**Source text**.
>>>>

2023 European Ladies' Team Championship

Tournament information
- Dates: 11–15 July 2023
- Location: Hämeenlinna, Finland 60°59′55″N 24°31′40″E﻿ / ﻿60.99861°N 24.52778°E
- Course: Tawast Golf & Country Club
- Organized by: European Golf Association
- Format: 36 holes stroke play Knock-out match-play

Statistics
- Par: 72
- Length: 6,041 yards (5,524 m)
- Field: 19 teams 114 players

Champion
- Spain Carla Bernat, Cayetana Fernández, Lucia Lopez Ortega, Julia López Ramirez, Carolina López-Chacarra, Carla Tejedo Mulet
- Qualification round: 691 (–29) Final match 4.5–2.5
- Tawast G&CC Location in Europe Tawast G&CC Location in Finland

= 2023 European Ladies' Team Championship =

Golf competition

The 2023 European Ladies' Team Championship took place 11–15 July at Tawast Golf & Country Club in Hämeenlinna, Finland. It was the 40th women's golf amateur European Ladies' Team Championship.

Team Spain won the championship.

<<<<

**Written tasks**.
1) Rewrite the championship article from "Golf competition" through "Ladies' Team Championship.", inclusive, replacing "40th" with "fortieth".
2) According to the championship article, how many teams were in the field?
The items that follow the championship article are not needed here.

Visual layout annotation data
>>>>

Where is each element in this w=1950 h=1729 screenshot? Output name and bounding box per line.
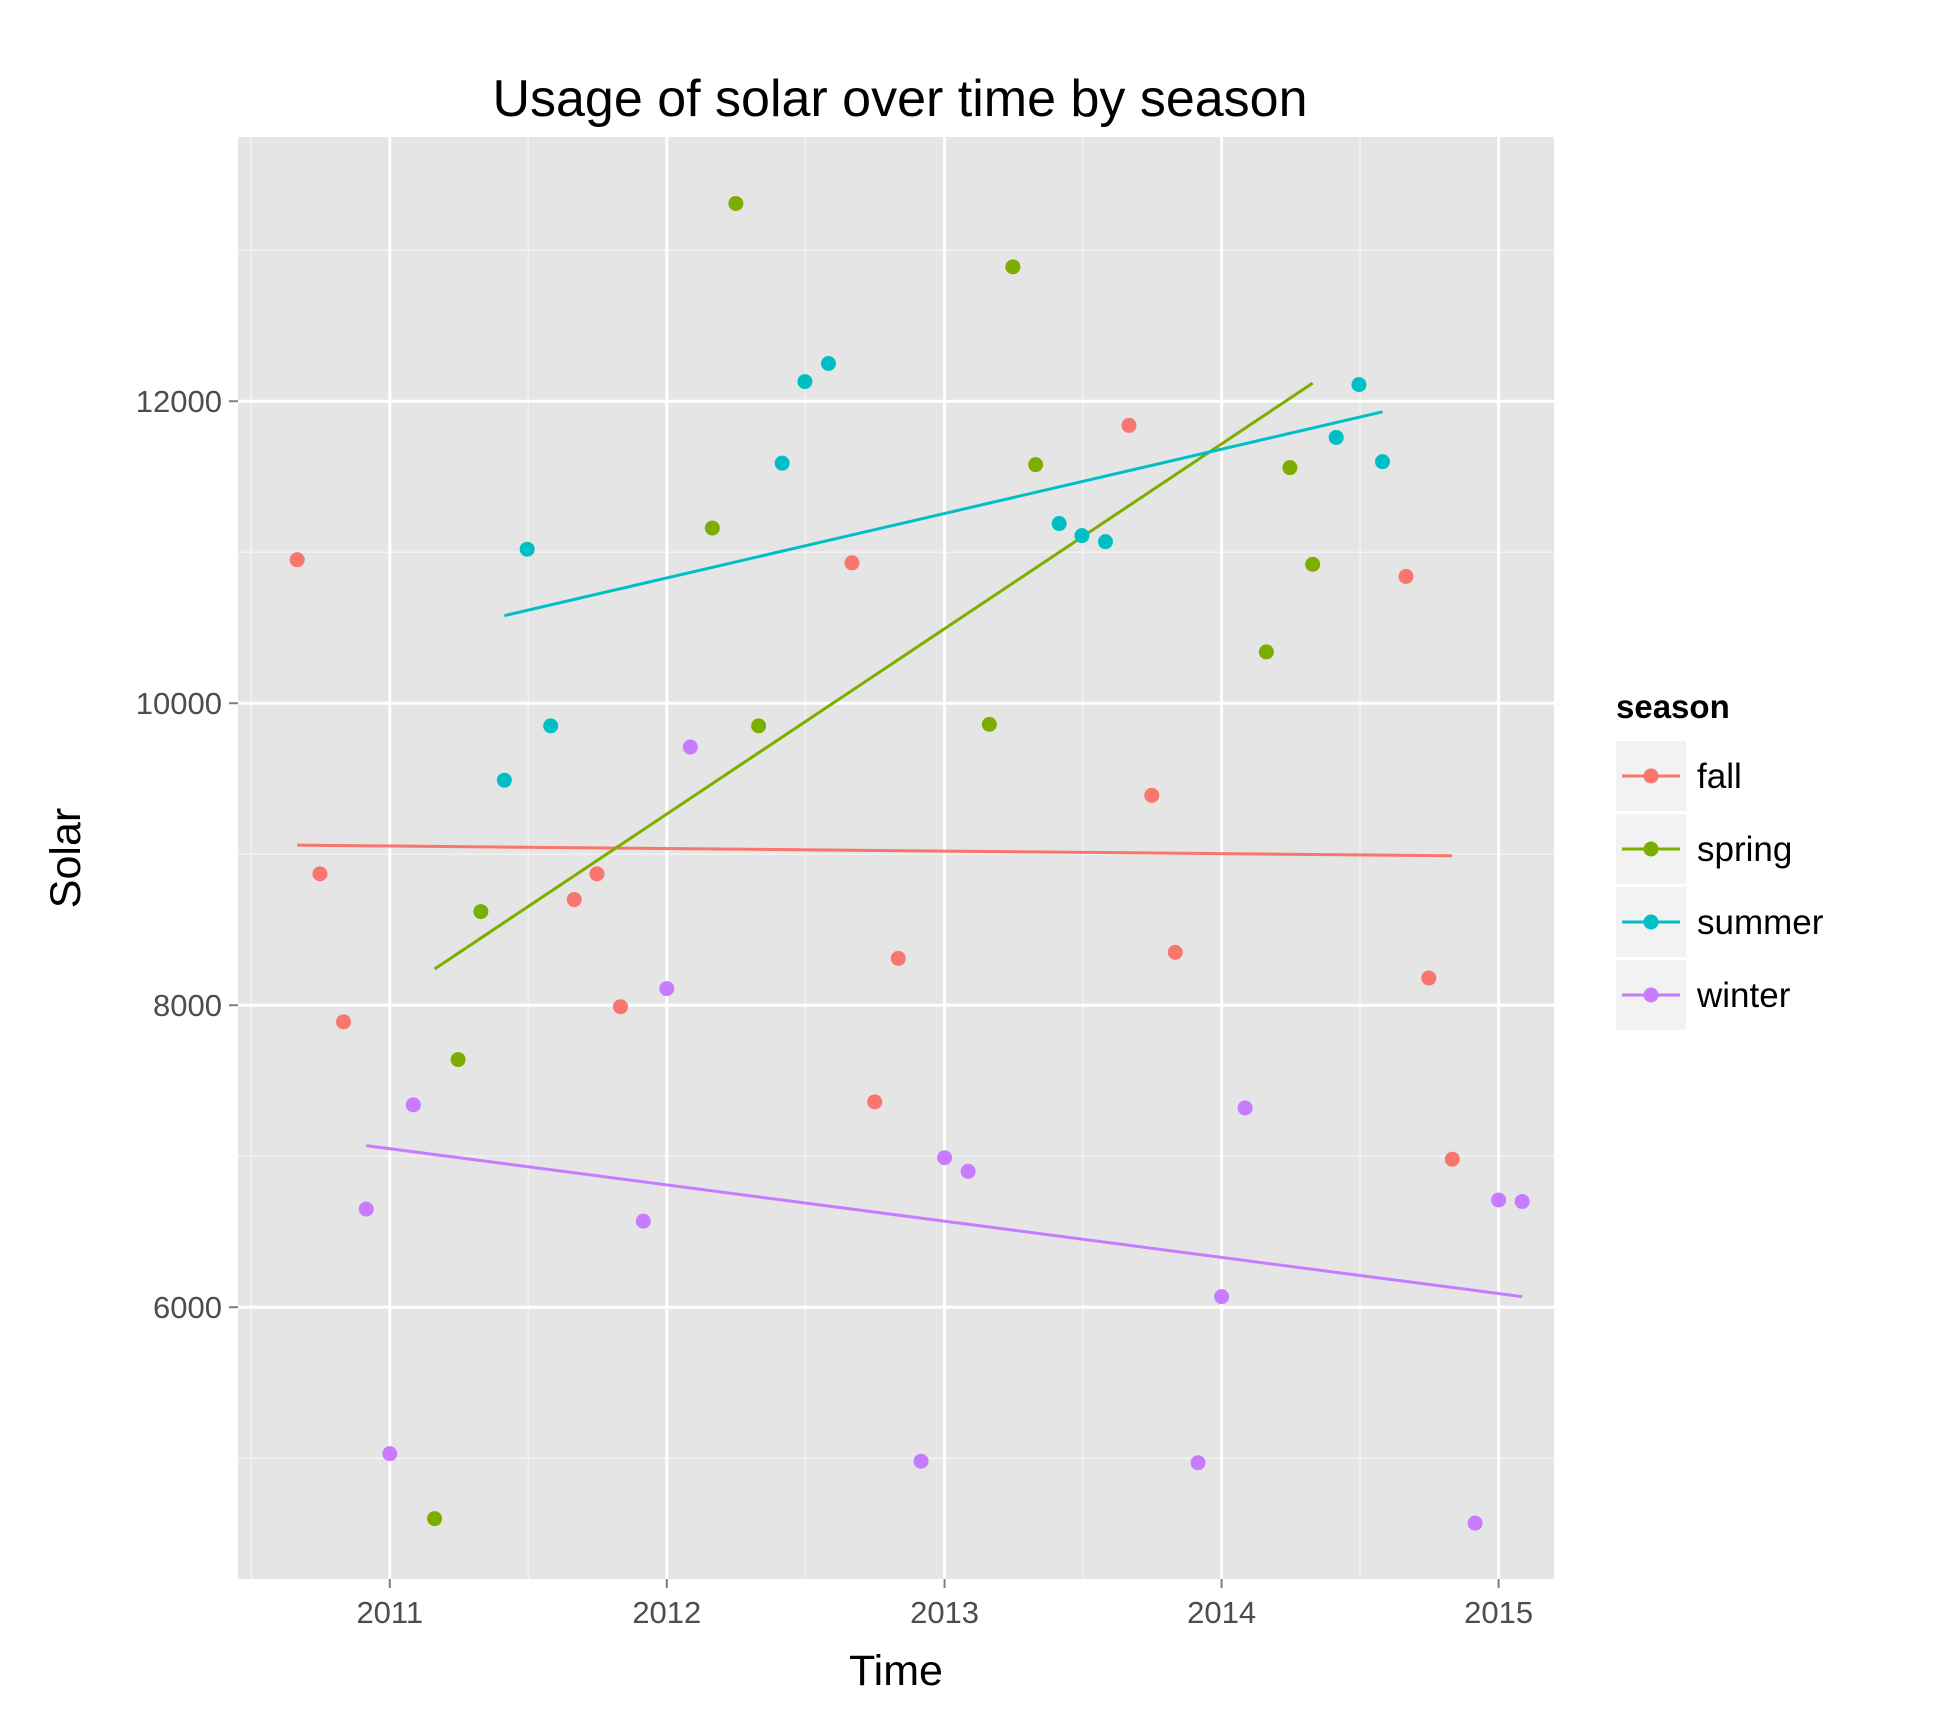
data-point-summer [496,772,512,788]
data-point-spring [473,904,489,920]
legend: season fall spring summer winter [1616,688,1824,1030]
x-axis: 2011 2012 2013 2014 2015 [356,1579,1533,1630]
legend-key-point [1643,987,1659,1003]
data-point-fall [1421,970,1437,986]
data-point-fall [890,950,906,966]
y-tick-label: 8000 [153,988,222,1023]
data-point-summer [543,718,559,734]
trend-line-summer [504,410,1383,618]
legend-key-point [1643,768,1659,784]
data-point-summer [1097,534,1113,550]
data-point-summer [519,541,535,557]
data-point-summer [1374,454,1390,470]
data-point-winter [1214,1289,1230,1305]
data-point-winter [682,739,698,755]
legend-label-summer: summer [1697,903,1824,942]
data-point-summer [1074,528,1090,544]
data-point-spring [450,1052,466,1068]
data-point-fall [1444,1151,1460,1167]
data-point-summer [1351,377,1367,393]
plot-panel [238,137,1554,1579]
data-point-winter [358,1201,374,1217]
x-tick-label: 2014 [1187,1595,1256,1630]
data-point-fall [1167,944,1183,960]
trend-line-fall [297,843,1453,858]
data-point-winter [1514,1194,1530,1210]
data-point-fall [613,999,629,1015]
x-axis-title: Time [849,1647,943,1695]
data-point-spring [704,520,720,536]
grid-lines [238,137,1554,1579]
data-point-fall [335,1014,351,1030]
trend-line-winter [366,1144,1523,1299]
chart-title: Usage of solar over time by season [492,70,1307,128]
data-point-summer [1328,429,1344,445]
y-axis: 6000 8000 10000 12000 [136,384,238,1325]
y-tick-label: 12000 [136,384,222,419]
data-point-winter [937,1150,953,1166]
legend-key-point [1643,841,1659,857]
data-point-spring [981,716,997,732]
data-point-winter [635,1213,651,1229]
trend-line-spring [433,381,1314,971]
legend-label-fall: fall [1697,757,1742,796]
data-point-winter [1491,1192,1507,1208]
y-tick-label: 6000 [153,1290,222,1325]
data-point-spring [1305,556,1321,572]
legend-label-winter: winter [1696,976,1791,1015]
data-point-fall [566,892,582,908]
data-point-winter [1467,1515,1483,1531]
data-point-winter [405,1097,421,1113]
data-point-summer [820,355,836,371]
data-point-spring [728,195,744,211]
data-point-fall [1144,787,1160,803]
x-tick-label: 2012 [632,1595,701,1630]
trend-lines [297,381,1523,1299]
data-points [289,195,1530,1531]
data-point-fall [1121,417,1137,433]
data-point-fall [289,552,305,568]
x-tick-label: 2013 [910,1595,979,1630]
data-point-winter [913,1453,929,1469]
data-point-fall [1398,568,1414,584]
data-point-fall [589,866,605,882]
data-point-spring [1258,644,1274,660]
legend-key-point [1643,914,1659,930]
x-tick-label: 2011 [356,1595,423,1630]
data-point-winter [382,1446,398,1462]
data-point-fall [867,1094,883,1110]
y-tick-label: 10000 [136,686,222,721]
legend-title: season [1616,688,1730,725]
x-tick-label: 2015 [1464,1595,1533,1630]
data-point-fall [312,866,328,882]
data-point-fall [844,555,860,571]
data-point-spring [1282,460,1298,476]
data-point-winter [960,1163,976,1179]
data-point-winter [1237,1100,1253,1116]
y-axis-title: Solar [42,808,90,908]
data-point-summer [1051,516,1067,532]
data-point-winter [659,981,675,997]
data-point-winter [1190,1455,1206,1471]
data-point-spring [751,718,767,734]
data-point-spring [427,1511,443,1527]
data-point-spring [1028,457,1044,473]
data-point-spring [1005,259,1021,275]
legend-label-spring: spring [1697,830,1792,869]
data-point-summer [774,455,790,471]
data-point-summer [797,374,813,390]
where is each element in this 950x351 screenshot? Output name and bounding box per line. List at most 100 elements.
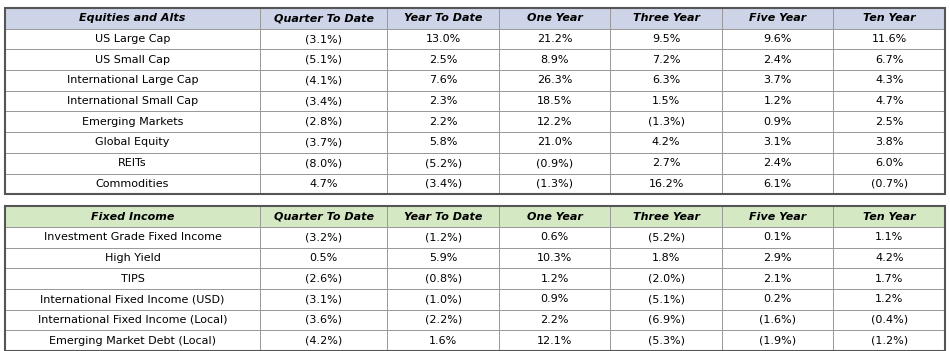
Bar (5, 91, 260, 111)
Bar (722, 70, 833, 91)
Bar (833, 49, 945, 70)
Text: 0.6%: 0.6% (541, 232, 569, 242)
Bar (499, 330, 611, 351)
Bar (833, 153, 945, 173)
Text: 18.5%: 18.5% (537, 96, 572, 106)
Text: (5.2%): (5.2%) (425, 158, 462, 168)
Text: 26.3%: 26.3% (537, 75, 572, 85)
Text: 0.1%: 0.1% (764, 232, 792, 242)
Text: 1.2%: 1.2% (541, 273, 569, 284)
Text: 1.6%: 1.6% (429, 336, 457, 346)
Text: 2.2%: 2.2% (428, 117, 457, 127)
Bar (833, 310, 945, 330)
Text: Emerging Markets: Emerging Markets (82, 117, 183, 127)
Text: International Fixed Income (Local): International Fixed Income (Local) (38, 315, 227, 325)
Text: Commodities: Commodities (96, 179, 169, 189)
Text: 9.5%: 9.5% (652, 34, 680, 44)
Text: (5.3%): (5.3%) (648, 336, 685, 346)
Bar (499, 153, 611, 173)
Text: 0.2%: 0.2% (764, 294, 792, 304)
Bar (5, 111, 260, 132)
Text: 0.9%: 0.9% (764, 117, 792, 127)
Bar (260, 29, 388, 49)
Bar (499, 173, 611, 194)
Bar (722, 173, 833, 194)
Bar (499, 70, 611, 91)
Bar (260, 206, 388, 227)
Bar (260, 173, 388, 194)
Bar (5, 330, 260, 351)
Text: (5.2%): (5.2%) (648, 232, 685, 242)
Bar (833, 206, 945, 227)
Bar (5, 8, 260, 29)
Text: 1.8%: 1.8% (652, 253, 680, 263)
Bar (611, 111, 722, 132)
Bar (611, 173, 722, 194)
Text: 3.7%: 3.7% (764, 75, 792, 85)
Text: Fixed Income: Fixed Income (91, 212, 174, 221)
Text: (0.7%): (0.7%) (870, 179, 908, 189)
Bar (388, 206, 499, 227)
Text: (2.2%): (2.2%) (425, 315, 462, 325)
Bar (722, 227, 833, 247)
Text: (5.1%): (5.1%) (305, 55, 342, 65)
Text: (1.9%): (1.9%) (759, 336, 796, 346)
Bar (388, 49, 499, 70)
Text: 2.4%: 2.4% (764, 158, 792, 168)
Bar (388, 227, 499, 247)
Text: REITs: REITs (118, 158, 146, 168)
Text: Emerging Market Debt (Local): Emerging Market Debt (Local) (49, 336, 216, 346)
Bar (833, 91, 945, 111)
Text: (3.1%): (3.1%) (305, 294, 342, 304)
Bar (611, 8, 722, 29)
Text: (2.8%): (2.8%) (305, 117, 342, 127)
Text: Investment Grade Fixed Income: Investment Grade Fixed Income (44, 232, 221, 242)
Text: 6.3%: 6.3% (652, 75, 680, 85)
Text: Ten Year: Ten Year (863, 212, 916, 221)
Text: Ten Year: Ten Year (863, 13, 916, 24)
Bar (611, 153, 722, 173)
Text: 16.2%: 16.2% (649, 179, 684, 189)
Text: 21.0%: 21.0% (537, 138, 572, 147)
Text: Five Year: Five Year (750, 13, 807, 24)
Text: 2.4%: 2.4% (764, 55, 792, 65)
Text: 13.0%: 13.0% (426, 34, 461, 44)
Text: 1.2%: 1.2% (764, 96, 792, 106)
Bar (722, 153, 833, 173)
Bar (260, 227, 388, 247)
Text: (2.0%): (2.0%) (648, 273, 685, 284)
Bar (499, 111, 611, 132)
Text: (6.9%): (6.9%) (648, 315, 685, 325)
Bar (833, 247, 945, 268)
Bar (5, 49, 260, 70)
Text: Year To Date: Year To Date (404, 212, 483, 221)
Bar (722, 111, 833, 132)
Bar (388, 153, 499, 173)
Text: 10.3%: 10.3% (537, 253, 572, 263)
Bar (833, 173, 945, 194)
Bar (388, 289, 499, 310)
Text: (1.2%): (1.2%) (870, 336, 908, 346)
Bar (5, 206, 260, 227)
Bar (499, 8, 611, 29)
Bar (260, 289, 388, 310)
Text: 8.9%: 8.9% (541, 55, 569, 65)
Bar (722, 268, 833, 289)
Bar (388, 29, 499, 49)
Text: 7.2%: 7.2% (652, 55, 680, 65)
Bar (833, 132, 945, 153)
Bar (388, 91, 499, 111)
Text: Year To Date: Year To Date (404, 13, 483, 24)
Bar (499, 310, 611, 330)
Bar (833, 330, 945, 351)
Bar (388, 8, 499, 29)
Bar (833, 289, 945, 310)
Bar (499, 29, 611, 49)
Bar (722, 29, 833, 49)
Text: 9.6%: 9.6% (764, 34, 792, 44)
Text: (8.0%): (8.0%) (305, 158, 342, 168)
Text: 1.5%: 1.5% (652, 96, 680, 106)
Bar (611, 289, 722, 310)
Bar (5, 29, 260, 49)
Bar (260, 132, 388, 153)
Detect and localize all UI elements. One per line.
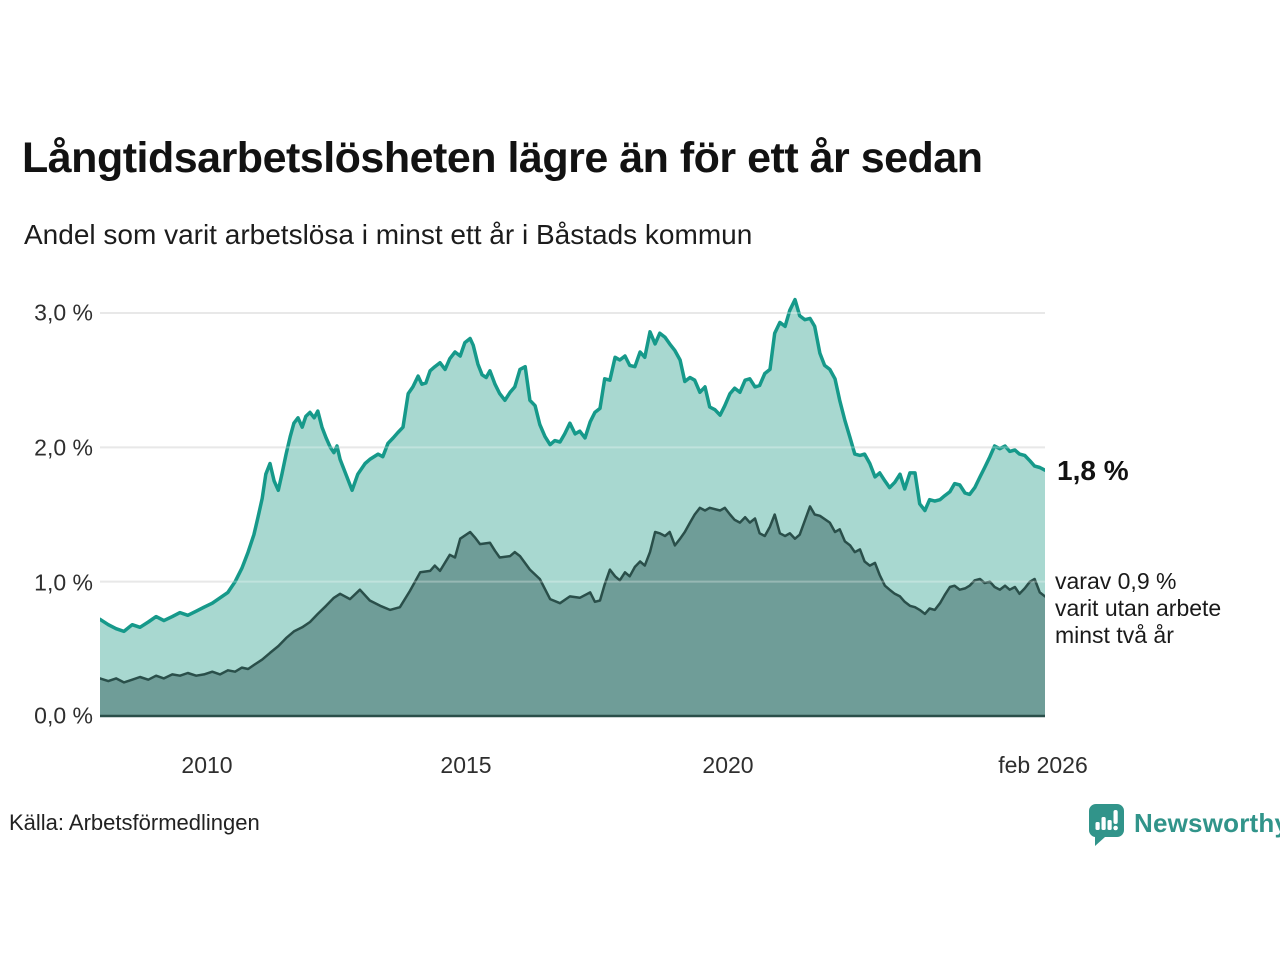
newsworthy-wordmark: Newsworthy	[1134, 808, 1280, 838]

<<<<

**List of solutions**.
1)
Golf competition

The 2023 European Ladies' Team Championship took place 11–15 July at Tawast Golf & Country Club in Hämeenlinna, Finland. It was the fortieth women's golf amateur European Ladies' Team Championship.

2) 19 teams